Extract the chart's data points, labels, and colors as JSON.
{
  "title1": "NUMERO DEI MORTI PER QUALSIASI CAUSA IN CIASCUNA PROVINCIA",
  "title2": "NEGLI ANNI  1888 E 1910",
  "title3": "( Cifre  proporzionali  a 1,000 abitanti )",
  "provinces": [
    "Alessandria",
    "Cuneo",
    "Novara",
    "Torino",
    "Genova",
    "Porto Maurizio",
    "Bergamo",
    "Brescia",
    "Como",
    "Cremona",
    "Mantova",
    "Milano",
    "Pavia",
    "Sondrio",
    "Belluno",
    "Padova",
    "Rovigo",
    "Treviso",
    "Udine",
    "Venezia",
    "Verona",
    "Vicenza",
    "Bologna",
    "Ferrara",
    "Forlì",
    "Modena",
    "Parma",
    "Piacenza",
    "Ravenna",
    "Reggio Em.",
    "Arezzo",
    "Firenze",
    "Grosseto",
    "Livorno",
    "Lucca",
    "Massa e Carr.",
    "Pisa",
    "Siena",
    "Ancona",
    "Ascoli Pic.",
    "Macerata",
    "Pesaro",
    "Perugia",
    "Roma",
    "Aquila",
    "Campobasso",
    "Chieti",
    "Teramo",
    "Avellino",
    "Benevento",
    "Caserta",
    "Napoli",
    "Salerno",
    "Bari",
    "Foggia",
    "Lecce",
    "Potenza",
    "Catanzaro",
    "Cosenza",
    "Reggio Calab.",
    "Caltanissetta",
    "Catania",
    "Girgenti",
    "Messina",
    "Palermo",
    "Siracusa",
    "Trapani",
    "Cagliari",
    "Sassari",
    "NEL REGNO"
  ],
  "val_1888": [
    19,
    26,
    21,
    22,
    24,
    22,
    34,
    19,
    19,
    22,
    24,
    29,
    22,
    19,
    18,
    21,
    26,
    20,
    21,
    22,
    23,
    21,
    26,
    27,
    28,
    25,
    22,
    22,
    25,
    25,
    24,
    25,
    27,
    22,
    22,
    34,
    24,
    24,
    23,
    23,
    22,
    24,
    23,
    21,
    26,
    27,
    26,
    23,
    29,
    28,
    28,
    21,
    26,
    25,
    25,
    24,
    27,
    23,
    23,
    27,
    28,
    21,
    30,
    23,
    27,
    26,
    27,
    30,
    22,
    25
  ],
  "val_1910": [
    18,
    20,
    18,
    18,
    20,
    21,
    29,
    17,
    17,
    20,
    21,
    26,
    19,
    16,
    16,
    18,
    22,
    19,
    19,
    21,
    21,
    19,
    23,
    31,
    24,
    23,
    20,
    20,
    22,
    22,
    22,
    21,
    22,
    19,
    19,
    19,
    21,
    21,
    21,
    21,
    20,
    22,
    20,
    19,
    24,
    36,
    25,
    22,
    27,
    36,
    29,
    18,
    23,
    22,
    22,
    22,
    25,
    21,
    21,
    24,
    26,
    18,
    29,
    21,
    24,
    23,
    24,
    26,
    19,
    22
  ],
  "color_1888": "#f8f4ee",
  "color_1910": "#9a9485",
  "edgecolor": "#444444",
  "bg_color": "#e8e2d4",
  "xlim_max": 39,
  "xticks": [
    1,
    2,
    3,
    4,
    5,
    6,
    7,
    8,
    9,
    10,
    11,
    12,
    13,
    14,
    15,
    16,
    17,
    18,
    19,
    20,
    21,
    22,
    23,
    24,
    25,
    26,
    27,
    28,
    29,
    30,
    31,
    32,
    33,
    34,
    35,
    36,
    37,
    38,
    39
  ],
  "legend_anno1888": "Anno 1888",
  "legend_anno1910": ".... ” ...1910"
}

Exercise: Write out the records shown above, exactly as they appear.

Task solution:
Extract the chart's data points, labels, and colors as JSON.
{
  "title1": "NUMERO DEI MORTI PER QUALSIASI CAUSA IN CIASCUNA PROVINCIA",
  "title2": "NEGLI ANNI  1888 E 1910",
  "title3": "( Cifre  proporzionali  a 1,000 abitanti )",
  "provinces": [
    "Alessandria",
    "Cuneo",
    "Novara",
    "Torino",
    "Genova",
    "Porto Maurizio",
    "Bergamo",
    "Brescia",
    "Como",
    "Cremona",
    "Mantova",
    "Milano",
    "Pavia",
    "Sondrio",
    "Belluno",
    "Padova",
    "Rovigo",
    "Treviso",
    "Udine",
    "Venezia",
    "Verona",
    "Vicenza",
    "Bologna",
    "Ferrara",
    "Forlì",
    "Modena",
    "Parma",
    "Piacenza",
    "Ravenna",
    "Reggio Em.",
    "Arezzo",
    "Firenze",
    "Grosseto",
    "Livorno",
    "Lucca",
    "Massa e Carr.",
    "Pisa",
    "Siena",
    "Ancona",
    "Ascoli Pic.",
    "Macerata",
    "Pesaro",
    "Perugia",
    "Roma",
    "Aquila",
    "Campobasso",
    "Chieti",
    "Teramo",
    "Avellino",
    "Benevento",
    "Caserta",
    "Napoli",
    "Salerno",
    "Bari",
    "Foggia",
    "Lecce",
    "Potenza",
    "Catanzaro",
    "Cosenza",
    "Reggio Calab.",
    "Caltanissetta",
    "Catania",
    "Girgenti",
    "Messina",
    "Palermo",
    "Siracusa",
    "Trapani",
    "Cagliari",
    "Sassari",
    "NEL REGNO"
  ],
  "val_1888": [
    19,
    26,
    21,
    22,
    24,
    22,
    34,
    19,
    19,
    22,
    24,
    29,
    22,
    19,
    18,
    21,
    26,
    20,
    21,
    22,
    23,
    21,
    26,
    27,
    28,
    25,
    22,
    22,
    25,
    25,
    24,
    25,
    27,
    22,
    22,
    34,
    24,
    24,
    23,
    23,
    22,
    24,
    23,
    21,
    26,
    27,
    26,
    23,
    29,
    28,
    28,
    21,
    26,
    25,
    25,
    24,
    27,
    23,
    23,
    27,
    28,
    21,
    30,
    23,
    27,
    26,
    27,
    30,
    22,
    25
  ],
  "val_1910": [
    18,
    20,
    18,
    18,
    20,
    21,
    29,
    17,
    17,
    20,
    21,
    26,
    19,
    16,
    16,
    18,
    22,
    19,
    19,
    21,
    21,
    19,
    23,
    31,
    24,
    23,
    20,
    20,
    22,
    22,
    22,
    21,
    22,
    19,
    19,
    19,
    21,
    21,
    21,
    21,
    20,
    22,
    20,
    19,
    24,
    36,
    25,
    22,
    27,
    36,
    29,
    18,
    23,
    22,
    22,
    22,
    25,
    21,
    21,
    24,
    26,
    18,
    29,
    21,
    24,
    23,
    24,
    26,
    19,
    22
  ],
  "color_1888": "#f8f4ee",
  "color_1910": "#9a9485",
  "edgecolor": "#444444",
  "bg_color": "#e8e2d4",
  "xlim_max": 39,
  "xticks": [
    1,
    2,
    3,
    4,
    5,
    6,
    7,
    8,
    9,
    10,
    11,
    12,
    13,
    14,
    15,
    16,
    17,
    18,
    19,
    20,
    21,
    22,
    23,
    24,
    25,
    26,
    27,
    28,
    29,
    30,
    31,
    32,
    33,
    34,
    35,
    36,
    37,
    38,
    39
  ],
  "legend_anno1888": "Anno 1888",
  "legend_anno1910": ".... ” ...1910"
}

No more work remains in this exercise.